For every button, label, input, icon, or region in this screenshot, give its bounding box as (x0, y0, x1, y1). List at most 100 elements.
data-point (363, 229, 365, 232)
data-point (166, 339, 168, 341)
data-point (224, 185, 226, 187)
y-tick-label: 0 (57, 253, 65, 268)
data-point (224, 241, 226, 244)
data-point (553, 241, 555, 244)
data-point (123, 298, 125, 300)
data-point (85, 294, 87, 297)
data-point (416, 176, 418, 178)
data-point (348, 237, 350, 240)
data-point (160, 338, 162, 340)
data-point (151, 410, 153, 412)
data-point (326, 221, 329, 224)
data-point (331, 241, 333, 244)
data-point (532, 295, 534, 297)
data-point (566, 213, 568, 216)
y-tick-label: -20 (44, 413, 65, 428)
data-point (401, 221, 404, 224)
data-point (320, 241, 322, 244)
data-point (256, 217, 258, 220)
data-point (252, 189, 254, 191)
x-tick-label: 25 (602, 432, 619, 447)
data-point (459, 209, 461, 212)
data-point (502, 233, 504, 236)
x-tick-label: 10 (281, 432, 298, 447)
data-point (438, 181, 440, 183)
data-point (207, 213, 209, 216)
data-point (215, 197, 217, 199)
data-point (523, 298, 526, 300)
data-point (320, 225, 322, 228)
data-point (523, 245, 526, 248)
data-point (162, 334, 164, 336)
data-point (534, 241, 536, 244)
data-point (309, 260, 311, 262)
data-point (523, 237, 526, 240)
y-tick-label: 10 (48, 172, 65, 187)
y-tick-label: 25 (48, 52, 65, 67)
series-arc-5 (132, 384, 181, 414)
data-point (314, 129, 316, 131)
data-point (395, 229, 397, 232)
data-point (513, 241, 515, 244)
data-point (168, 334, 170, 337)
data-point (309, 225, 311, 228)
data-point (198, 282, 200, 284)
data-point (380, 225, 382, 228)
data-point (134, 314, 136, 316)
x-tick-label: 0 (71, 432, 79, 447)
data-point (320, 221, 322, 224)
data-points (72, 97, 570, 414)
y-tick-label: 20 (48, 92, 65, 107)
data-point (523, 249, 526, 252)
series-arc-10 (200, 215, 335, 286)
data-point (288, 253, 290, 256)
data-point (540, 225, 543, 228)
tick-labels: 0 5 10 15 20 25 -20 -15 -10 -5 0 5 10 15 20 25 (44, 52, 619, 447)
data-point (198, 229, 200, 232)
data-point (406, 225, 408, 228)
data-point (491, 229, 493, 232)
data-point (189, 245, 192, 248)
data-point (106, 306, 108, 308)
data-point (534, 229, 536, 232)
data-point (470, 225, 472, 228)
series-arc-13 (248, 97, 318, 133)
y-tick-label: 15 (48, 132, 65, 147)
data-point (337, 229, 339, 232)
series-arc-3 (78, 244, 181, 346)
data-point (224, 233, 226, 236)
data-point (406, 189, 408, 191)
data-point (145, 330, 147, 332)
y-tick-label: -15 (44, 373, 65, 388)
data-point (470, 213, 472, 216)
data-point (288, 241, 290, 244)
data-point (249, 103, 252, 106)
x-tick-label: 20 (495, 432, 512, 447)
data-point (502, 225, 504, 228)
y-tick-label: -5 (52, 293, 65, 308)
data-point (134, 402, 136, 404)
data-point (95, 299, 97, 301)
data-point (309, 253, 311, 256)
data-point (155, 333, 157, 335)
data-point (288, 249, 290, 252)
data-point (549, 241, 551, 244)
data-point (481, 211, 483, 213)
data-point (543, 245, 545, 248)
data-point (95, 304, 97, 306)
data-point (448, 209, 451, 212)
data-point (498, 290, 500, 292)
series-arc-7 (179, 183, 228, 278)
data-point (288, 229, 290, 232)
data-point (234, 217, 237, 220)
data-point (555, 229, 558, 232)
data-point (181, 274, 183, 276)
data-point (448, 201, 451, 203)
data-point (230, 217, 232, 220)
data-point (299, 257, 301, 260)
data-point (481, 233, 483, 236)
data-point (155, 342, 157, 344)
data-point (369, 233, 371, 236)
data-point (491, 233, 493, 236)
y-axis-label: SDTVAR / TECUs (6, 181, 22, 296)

- _REQUIRED TASK_
Rewrite the listing above as a Markdown table with the columns Row and Line, giving each line its own numbered row and leaving out any blank lines.

- _IN RESPONSE_
| Row | Line |
|---|---|
| 1 | For every button, label, input, icon, or region in this screenshot, give its bounding box as (x0, y0, x1, y1). List at most 100 elements. |
| 2 | data-point (363, 229, 365, 232) |
| 3 | data-point (166, 339, 168, 341) |
| 4 | data-point (224, 185, 226, 187) |
| 5 | y-tick-label: 0 (57, 253, 65, 268) |
| 6 | data-point (224, 241, 226, 244) |
| 7 | data-point (553, 241, 555, 244) |
| 8 | data-point (123, 298, 125, 300) |
| 9 | data-point (85, 294, 87, 297) |
| 10 | data-point (416, 176, 418, 178) |
| 11 | data-point (348, 237, 350, 240) |
| 12 | data-point (160, 338, 162, 340) |
| 13 | data-point (151, 410, 153, 412) |
| 14 | data-point (326, 221, 329, 224) |
| 15 | data-point (331, 241, 333, 244) |
| 16 | data-point (532, 295, 534, 297) |
| 17 | data-point (566, 213, 568, 216) |
| 18 | y-tick-label: -20 (44, 413, 65, 428) |
| 19 | data-point (401, 221, 404, 224) |
| 20 | data-point (320, 241, 322, 244) |
| 21 | data-point (256, 217, 258, 220) |
| 22 | data-point (252, 189, 254, 191) |
| 23 | x-tick-label: 25 (602, 432, 619, 447) |
| 24 | data-point (459, 209, 461, 212) |
| 25 | data-point (502, 233, 504, 236) |
| 26 | x-tick-label: 10 (281, 432, 298, 447) |
| 27 | data-point (438, 181, 440, 183) |
| 28 | data-point (207, 213, 209, 216) |
| 29 | data-point (215, 197, 217, 199) |
| 30 | data-point (523, 298, 526, 300) |
| 31 | data-point (320, 225, 322, 228) |
| 32 | data-point (523, 245, 526, 248) |
| 33 | data-point (162, 334, 164, 336) |
| 34 | data-point (534, 241, 536, 244) |
| 35 | data-point (309, 260, 311, 262) |
| 36 | data-point (523, 237, 526, 240) |
| 37 | y-tick-label: 10 (48, 172, 65, 187) |
| 38 | y-tick-label: 25 (48, 52, 65, 67) |
| 39 | series-arc-5 (132, 384, 181, 414) |
| 40 | data-point (314, 129, 316, 131) |
| 41 | data-point (395, 229, 397, 232) |
| 42 | data-point (513, 241, 515, 244) |
| 43 | data-point (168, 334, 170, 337) |
| 44 | data-point (309, 225, 311, 228) |
| 45 | data-point (198, 282, 200, 284) |
| 46 | data-point (380, 225, 382, 228) |
| 47 | data-point (134, 314, 136, 316) |
| 48 | x-tick-label: 0 (71, 432, 79, 447) |
| 49 | data-point (320, 221, 322, 224) |
| 50 | data-points (72, 97, 570, 414) |
| 51 | y-tick-label: 20 (48, 92, 65, 107) |
| 52 | data-point (523, 249, 526, 252) |
| 53 | series-arc-10 (200, 215, 335, 286) |
| 54 | data-point (288, 253, 290, 256) |
| 55 | data-point (540, 225, 543, 228) |
| 56 | tick-labels: 0 5 10 15 20 25 -20 -15 -10 -5 0 5 10 15 20 25 (44, 52, 619, 447) |
| 57 | data-point (198, 229, 200, 232) |
| 58 | data-point (406, 225, 408, 228) |
| 59 | data-point (491, 229, 493, 232) |
| 60 | data-point (189, 245, 192, 248) |
| 61 | data-point (106, 306, 108, 308) |
| 62 | data-point (534, 229, 536, 232) |
| 63 | data-point (470, 225, 472, 228) |
| 64 | series-arc-13 (248, 97, 318, 133) |
| 65 | y-tick-label: 15 (48, 132, 65, 147) |
| 66 | data-point (337, 229, 339, 232) |
| 67 | series-arc-3 (78, 244, 181, 346) |
| 68 | data-point (224, 233, 226, 236) |
| 69 | data-point (406, 189, 408, 191) |
| 70 | data-point (145, 330, 147, 332) |
| 71 | y-tick-label: -15 (44, 373, 65, 388) |
| 72 | data-point (470, 213, 472, 216) |
| 73 | data-point (288, 241, 290, 244) |
| 74 | data-point (249, 103, 252, 106) |
| 75 | x-tick-label: 20 (495, 432, 512, 447) |
| 76 | data-point (502, 225, 504, 228) |
| 77 | y-tick-label: -5 (52, 293, 65, 308) |
| 78 | data-point (134, 402, 136, 404) |
| 79 | data-point (95, 299, 97, 301) |
| 80 | data-point (309, 253, 311, 256) |
| 81 | data-point (155, 333, 157, 335) |
| 82 | data-point (288, 249, 290, 252) |
| 83 | data-point (549, 241, 551, 244) |
| 84 | data-point (481, 211, 483, 213) |
| 85 | data-point (543, 245, 545, 248) |
| 86 | data-point (95, 304, 97, 306) |
| 87 | data-point (448, 209, 451, 212) |
| 88 | data-point (498, 290, 500, 292) |
| 89 | series-arc-7 (179, 183, 228, 278) |
| 90 | data-point (288, 229, 290, 232) |
| 91 | data-point (234, 217, 237, 220) |
| 92 | data-point (555, 229, 558, 232) |
| 93 | data-point (181, 274, 183, 276) |
| 94 | data-point (448, 201, 451, 203) |
| 95 | data-point (230, 217, 232, 220) |
| 96 | data-point (299, 257, 301, 260) |
| 97 | data-point (481, 233, 483, 236) |
| 98 | data-point (155, 342, 157, 344) |
| 99 | data-point (369, 233, 371, 236) |
| 100 | data-point (491, 233, 493, 236) |
| 101 | y-axis-label: SDTVAR / TECUs (6, 181, 22, 296) |